◆ **STATED EXERCISE**
Find the lines holding the word "user" and collect them.

◆ **STORED RECORDS**
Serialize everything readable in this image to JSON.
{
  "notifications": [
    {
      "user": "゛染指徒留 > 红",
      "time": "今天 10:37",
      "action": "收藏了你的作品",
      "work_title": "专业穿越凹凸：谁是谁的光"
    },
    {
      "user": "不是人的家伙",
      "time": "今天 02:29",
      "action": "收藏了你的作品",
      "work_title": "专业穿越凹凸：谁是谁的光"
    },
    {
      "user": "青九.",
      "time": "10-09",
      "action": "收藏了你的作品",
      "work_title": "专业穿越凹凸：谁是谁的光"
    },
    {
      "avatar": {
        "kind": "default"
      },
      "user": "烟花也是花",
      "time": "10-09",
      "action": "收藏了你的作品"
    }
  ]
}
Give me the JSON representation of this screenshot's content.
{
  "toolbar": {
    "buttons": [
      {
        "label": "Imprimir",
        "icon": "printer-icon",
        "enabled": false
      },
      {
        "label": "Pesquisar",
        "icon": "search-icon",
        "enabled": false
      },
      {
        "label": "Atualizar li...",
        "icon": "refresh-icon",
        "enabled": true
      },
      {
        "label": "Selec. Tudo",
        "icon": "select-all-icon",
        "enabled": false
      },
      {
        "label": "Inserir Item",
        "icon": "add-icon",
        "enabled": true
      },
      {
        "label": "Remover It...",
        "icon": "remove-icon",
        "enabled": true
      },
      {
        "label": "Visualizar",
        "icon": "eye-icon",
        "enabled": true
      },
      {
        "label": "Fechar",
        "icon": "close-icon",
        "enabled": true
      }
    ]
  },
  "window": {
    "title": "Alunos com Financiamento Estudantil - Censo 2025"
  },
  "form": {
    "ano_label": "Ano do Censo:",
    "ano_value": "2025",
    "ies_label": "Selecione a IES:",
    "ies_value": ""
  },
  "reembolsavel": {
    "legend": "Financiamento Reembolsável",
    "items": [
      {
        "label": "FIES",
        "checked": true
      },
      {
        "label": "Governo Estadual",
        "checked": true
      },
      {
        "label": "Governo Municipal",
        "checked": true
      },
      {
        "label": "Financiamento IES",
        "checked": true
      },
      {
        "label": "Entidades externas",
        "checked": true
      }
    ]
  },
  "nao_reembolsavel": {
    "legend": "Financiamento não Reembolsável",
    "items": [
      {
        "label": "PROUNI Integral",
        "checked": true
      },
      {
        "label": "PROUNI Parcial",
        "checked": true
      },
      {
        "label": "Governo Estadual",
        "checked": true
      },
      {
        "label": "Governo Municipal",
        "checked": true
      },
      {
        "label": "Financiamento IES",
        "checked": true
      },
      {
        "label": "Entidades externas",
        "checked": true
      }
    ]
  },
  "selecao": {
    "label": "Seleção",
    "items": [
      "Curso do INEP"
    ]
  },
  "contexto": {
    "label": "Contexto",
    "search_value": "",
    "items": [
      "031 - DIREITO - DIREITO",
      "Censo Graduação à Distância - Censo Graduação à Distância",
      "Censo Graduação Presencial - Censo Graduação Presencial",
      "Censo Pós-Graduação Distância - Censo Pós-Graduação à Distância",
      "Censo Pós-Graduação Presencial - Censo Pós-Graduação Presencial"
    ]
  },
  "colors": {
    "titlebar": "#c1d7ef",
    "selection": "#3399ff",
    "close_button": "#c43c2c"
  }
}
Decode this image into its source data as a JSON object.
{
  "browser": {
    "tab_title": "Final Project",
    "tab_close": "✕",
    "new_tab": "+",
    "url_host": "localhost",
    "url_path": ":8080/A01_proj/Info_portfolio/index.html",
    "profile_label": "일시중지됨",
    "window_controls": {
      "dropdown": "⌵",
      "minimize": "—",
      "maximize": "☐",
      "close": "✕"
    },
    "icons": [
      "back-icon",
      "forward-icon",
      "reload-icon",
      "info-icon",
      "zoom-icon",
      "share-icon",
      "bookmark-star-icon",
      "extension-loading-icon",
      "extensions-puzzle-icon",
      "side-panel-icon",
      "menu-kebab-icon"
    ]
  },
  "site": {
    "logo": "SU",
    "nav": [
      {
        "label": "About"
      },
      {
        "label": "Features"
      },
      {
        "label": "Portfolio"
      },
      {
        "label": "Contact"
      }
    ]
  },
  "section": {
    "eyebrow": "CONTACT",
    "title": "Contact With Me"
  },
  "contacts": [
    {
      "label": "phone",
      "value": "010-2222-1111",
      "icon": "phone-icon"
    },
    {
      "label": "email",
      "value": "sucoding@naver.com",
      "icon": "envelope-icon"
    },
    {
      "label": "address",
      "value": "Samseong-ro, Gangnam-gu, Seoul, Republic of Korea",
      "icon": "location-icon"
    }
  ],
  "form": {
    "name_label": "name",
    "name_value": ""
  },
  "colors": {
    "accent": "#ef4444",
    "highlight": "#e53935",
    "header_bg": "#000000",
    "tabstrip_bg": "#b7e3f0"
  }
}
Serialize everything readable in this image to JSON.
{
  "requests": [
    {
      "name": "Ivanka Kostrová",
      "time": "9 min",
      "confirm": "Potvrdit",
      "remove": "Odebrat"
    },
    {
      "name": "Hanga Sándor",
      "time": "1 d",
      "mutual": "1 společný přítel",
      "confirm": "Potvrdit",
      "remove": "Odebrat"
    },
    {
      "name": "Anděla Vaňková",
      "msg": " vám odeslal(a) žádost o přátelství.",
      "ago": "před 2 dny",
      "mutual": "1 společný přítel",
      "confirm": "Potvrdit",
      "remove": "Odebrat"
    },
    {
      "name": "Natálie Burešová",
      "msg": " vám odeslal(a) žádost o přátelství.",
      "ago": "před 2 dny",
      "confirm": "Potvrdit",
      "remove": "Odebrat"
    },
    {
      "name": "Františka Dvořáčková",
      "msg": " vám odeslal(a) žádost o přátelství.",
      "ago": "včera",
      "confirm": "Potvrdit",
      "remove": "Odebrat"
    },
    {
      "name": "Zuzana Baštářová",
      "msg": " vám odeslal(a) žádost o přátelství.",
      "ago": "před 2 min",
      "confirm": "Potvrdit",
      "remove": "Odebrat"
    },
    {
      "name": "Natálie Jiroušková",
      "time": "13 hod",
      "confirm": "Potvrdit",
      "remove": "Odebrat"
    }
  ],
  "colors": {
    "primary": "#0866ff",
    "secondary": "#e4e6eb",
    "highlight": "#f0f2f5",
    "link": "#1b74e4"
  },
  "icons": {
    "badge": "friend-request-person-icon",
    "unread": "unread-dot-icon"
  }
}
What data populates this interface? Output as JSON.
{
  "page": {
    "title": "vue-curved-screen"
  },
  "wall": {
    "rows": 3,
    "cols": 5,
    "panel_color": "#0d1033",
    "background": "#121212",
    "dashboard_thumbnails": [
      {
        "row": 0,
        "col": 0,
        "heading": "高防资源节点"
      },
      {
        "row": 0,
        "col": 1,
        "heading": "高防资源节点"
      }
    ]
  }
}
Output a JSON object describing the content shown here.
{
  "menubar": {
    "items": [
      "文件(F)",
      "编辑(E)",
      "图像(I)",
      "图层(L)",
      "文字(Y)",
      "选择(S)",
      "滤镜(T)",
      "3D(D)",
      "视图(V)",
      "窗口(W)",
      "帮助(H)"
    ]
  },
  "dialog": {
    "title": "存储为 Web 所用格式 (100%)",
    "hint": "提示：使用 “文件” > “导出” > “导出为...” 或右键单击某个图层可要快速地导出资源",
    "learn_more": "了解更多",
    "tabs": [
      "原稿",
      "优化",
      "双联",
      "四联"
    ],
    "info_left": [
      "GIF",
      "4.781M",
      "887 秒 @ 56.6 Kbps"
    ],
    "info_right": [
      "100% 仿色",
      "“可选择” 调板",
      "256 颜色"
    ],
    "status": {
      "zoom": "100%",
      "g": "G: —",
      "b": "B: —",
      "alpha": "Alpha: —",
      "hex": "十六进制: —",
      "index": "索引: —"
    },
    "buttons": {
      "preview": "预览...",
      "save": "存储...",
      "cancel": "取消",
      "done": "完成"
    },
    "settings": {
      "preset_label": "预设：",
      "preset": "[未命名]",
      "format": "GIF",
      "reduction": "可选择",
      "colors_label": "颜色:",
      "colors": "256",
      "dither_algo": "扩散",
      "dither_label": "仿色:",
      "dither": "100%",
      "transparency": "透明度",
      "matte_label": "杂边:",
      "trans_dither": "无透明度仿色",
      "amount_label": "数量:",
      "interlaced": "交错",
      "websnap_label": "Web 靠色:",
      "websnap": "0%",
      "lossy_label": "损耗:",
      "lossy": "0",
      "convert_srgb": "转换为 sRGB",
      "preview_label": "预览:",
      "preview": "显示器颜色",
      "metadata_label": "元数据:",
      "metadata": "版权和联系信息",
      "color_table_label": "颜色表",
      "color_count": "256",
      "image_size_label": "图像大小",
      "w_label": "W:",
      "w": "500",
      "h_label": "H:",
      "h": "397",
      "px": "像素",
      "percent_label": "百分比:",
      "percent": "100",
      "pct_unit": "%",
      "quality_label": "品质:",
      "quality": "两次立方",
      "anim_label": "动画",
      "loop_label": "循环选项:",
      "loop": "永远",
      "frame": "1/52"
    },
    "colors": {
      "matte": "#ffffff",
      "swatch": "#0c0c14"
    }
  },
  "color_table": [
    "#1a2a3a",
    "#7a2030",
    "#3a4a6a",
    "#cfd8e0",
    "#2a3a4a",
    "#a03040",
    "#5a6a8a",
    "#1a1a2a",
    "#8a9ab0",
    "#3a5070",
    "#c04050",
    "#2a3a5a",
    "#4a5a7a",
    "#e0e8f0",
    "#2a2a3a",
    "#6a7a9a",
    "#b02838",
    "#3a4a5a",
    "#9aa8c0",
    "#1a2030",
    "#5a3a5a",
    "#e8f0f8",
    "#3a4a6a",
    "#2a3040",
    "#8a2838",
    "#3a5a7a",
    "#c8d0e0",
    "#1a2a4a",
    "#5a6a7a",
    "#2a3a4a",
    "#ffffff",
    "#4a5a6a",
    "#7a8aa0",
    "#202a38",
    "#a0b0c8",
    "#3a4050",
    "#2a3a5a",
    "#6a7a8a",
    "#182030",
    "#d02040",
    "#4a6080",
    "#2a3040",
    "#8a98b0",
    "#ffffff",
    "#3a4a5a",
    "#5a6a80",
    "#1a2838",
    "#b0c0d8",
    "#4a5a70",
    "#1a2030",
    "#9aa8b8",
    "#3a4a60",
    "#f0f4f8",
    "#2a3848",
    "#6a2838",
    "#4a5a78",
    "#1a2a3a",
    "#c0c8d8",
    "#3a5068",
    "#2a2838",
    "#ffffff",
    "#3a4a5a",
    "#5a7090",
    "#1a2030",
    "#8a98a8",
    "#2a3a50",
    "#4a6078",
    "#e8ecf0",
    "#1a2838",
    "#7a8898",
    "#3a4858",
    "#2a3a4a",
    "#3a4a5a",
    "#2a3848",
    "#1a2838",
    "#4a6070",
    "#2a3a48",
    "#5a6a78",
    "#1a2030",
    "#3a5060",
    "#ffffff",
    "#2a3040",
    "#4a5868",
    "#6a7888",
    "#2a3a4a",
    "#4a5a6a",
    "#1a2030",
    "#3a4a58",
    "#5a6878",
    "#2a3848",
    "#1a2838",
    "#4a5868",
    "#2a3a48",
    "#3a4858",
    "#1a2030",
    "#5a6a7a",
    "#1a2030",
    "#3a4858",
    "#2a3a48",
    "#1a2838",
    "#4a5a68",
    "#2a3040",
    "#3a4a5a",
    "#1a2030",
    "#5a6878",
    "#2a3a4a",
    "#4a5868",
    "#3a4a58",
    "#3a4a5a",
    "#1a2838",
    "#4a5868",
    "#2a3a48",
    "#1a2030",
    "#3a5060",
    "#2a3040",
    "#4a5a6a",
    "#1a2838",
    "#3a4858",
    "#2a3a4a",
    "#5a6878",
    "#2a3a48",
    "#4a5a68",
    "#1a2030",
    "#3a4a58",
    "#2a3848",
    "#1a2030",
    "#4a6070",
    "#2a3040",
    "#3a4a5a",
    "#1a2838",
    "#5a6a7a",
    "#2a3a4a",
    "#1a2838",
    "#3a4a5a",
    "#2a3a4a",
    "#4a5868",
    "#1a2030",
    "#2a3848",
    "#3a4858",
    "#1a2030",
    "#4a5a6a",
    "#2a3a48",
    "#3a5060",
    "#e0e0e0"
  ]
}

◆ **SOLUTION TO THIS EXERCISE**
      "user": "゛染指徒留 > 红",
      "user": "不是人的家伙",
      "user": "青九.",
      "user": "烟花也是花",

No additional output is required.